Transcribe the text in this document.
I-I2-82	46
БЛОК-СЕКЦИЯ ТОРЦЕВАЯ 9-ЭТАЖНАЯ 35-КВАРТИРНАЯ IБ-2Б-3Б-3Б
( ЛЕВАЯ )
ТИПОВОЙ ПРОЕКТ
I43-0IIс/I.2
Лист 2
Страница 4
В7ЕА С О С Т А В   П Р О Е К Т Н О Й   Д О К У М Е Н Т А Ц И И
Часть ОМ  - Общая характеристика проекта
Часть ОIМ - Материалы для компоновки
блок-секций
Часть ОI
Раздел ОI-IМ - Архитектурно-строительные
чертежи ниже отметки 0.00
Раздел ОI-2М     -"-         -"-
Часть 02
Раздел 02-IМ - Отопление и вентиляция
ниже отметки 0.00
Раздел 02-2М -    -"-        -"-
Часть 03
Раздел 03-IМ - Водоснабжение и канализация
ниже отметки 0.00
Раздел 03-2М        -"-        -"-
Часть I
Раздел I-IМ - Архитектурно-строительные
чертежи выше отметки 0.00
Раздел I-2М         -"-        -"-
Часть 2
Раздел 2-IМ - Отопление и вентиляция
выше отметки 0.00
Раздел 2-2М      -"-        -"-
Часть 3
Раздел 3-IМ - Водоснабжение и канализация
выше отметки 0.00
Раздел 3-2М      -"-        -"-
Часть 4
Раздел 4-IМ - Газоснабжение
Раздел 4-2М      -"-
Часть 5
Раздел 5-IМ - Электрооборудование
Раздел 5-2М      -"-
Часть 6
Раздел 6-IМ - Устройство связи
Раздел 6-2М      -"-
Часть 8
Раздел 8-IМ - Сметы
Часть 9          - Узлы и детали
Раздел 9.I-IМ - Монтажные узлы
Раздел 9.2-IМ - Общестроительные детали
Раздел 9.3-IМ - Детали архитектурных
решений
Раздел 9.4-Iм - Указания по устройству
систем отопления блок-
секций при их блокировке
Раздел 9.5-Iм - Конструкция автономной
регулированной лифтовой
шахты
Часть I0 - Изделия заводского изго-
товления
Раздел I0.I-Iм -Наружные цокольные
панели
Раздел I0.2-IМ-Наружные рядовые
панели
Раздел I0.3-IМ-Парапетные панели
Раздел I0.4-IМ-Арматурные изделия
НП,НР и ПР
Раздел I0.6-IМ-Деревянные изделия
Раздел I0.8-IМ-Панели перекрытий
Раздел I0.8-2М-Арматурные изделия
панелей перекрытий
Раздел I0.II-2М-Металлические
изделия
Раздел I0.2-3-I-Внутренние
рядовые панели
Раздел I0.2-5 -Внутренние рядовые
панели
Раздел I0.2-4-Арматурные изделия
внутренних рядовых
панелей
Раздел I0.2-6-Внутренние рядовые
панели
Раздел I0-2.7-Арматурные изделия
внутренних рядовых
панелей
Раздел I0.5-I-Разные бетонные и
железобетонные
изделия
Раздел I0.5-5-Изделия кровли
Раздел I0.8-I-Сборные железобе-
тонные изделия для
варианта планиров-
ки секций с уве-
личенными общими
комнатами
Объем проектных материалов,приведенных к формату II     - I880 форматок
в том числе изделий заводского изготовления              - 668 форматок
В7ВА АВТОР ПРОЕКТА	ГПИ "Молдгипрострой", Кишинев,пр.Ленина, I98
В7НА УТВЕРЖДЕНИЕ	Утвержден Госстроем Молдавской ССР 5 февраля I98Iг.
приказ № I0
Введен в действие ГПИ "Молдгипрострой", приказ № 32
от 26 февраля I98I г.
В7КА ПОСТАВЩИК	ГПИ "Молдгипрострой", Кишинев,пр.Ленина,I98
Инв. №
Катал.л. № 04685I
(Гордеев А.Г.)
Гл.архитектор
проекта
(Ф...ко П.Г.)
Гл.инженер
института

| WHAT YOU WILL DO |
Repeat each record exactly. Omit nothing.

| TASK OUTPUT |
Transcribe the text in this document.
I-I2-82	46
БЛОК-СЕКЦИЯ ТОРЦЕВАЯ 9-ЭТАЖНАЯ 35-КВАРТИРНАЯ IБ-2Б-3Б-3Б
( ЛЕВАЯ )
ТИПОВОЙ ПРОЕКТ
I43-0IIс/I.2
Лист 2
Страница 4
В7ЕА С О С Т А В   П Р О Е К Т Н О Й   Д О К У М Е Н Т А Ц И И
Часть ОМ  - Общая характеристика проекта
Часть ОIМ - Материалы для компоновки
блок-секций
Часть ОI
Раздел ОI-IМ - Архитектурно-строительные
чертежи ниже отметки 0.00
Раздел ОI-2М     -"-         -"-
Часть 02
Раздел 02-IМ - Отопление и вентиляция
ниже отметки 0.00
Раздел 02-2М -    -"-        -"-
Часть 03
Раздел 03-IМ - Водоснабжение и канализация
ниже отметки 0.00
Раздел 03-2М        -"-        -"-
Часть I
Раздел I-IМ - Архитектурно-строительные
чертежи выше отметки 0.00
Раздел I-2М         -"-        -"-
Часть 2
Раздел 2-IМ - Отопление и вентиляция
выше отметки 0.00
Раздел 2-2М      -"-        -"-
Часть 3
Раздел 3-IМ - Водоснабжение и канализация
выше отметки 0.00
Раздел 3-2М      -"-        -"-
Часть 4
Раздел 4-IМ - Газоснабжение
Раздел 4-2М      -"-
Часть 5
Раздел 5-IМ - Электрооборудование
Раздел 5-2М      -"-
Часть 6
Раздел 6-IМ - Устройство связи
Раздел 6-2М      -"-
Часть 8
Раздел 8-IМ - Сметы
Часть 9          - Узлы и детали
Раздел 9.I-IМ - Монтажные узлы
Раздел 9.2-IМ - Общестроительные детали
Раздел 9.3-IМ - Детали архитектурных
решений
Раздел 9.4-Iм - Указания по устройству
систем отопления блок-
секций при их блокировке
Раздел 9.5-Iм - Конструкция автономной
регулированной лифтовой
шахты
Часть I0 - Изделия заводского изго-
товления
Раздел I0.I-Iм -Наружные цокольные
панели
Раздел I0.2-IМ-Наружные рядовые
панели
Раздел I0.3-IМ-Парапетные панели
Раздел I0.4-IМ-Арматурные изделия
НП,НР и ПР
Раздел I0.6-IМ-Деревянные изделия
Раздел I0.8-IМ-Панели перекрытий
Раздел I0.8-2М-Арматурные изделия
панелей перекрытий
Раздел I0.II-2М-Металлические
изделия
Раздел I0.2-3-I-Внутренние
рядовые панели
Раздел I0.2-5 -Внутренние рядовые
панели
Раздел I0.2-4-Арматурные изделия
внутренних рядовых
панелей
Раздел I0.2-6-Внутренние рядовые
панели
Раздел I0-2.7-Арматурные изделия
внутренних рядовых
панелей
Раздел I0.5-I-Разные бетонные и
железобетонные
изделия
Раздел I0.5-5-Изделия кровли
Раздел I0.8-I-Сборные железобе-
тонные изделия для
варианта планиров-
ки секций с уве-
личенными общими
комнатами
Объем проектных материалов,приведенных к формату II     - I880 форматок
в том числе изделий заводского изготовления              - 668 форматок
В7ВА АВТОР ПРОЕКТА	ГПИ "Молдгипрострой", Кишинев,пр.Ленина, I98
В7НА УТВЕРЖДЕНИЕ	Утвержден Госстроем Молдавской ССР 5 февраля I98Iг.
приказ № I0
Введен в действие ГПИ "Молдгипрострой", приказ № 32
от 26 февраля I98I г.
В7КА ПОСТАВЩИК	ГПИ "Молдгипрострой", Кишинев,пр.Ленина,I98
Инв. №
Катал.л. № 04685I
(Гордеев А.Г.)
Гл.архитектор
проекта
(Ф...ко П.Г.)
Гл.инженер
института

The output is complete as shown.